**STATED PROBLEM:**
Give the number of lines in the entries that contain "little". State only the count.

Collected data:
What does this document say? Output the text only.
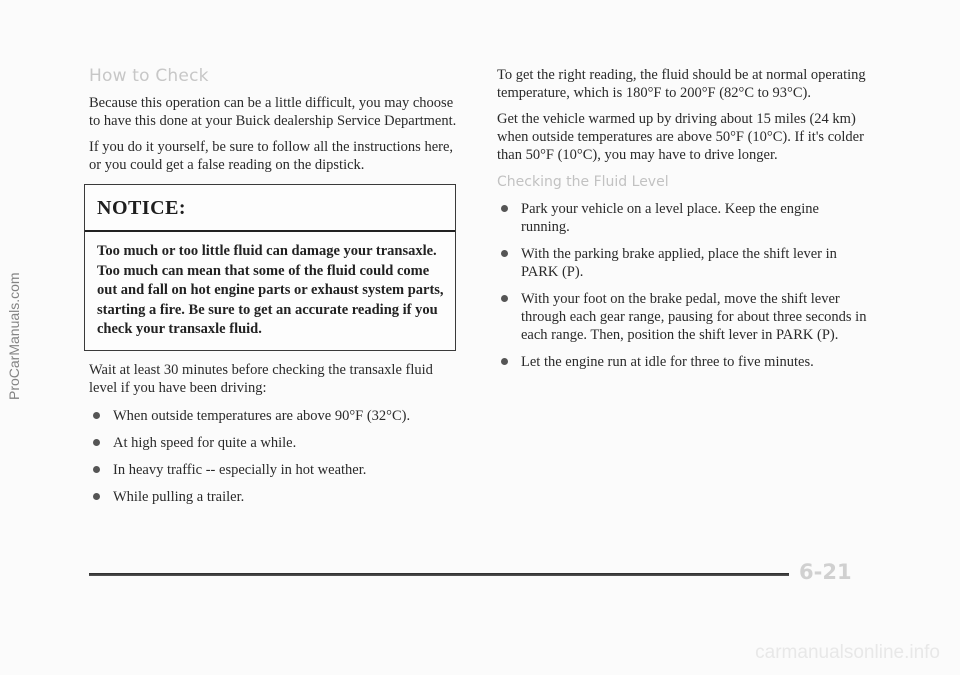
How to Check

Because this operation can be a little difficult, you may choose to have this done at your Buick dealership Service Department.

If you do it yourself, be sure to follow all the instructions here, or you could get a false reading on the dipstick.

NOTICE:
Too much or too little fluid can damage your transaxle. Too much can mean that some of the fluid could come out and fall on hot engine parts or exhaust system parts, starting a fire. Be sure to get an accurate reading if you check your transaxle fluid.

Wait at least 30 minutes before checking the transaxle fluid level if you have been driving:

When outside temperatures are above 90°F (32°C).
At high speed for quite a while.
In heavy traffic -- especially in hot weather.
While pulling a trailer.

To get the right reading, the fluid should be at normal operating temperature, which is 180°F to 200°F (82°C to 93°C).

Get the vehicle warmed up by driving about 15 miles (24 km) when outside temperatures are above 50°F (10°C). If it's colder than 50°F (10°C), you may have to drive longer.

Checking the Fluid Level
Park your vehicle on a level place. Keep the engine running.
With the parking brake applied, place the shift lever in PARK (P).
With your foot on the brake pedal, move the shift lever through each gear range, pausing for about three seconds in each range. Then, position the shift lever in PARK (P).
Let the engine run at idle for three to five minutes.
6-21
ProCarManuals.com
carmanualsonline.info
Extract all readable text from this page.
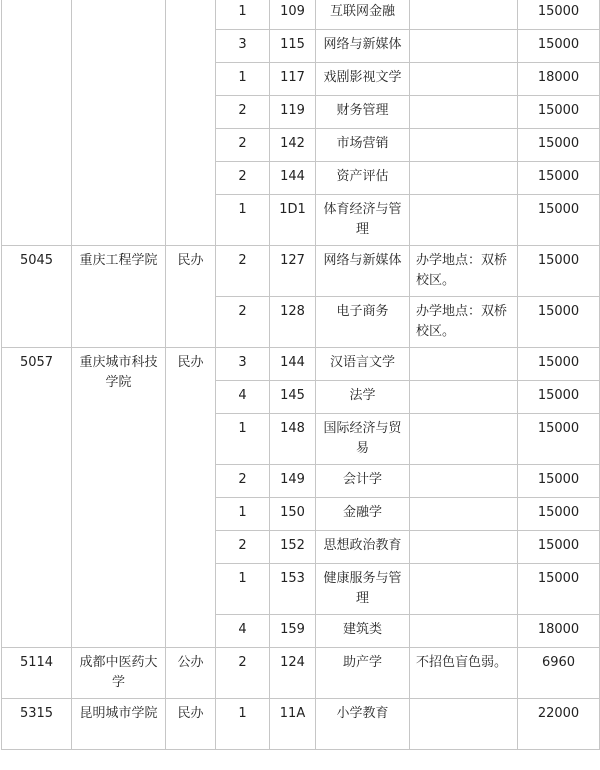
			1	109	互联网金融		15000
			3	115	网络与新媒体		15000
			1	117	戏剧影视文学		18000
			2	119	财务管理		15000
			2	142	市场营销		15000
			2	144	资产评估		15000
			1	1D1	体育经济与管理		15000
5045	重庆工程学院	民办	2	127	网络与新媒体	办学地点：双桥校区。	15000
			2	128	电子商务	办学地点：双桥校区。	15000
5057	重庆城市科技学院	民办	3	144	汉语言文学		15000
			4	145	法学		15000
			1	148	国际经济与贸易		15000
			2	149	会计学		15000
			1	150	金融学		15000
			2	152	思想政治教育		15000
			1	153	健康服务与管理		15000
			4	159	建筑类		18000
5114	成都中医药大学	公办	2	124	助产学	不招色盲色弱。	6960
5315	昆明城市学院	民办	1	11A	小学教育		22000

**CORRECT RESULT:**
2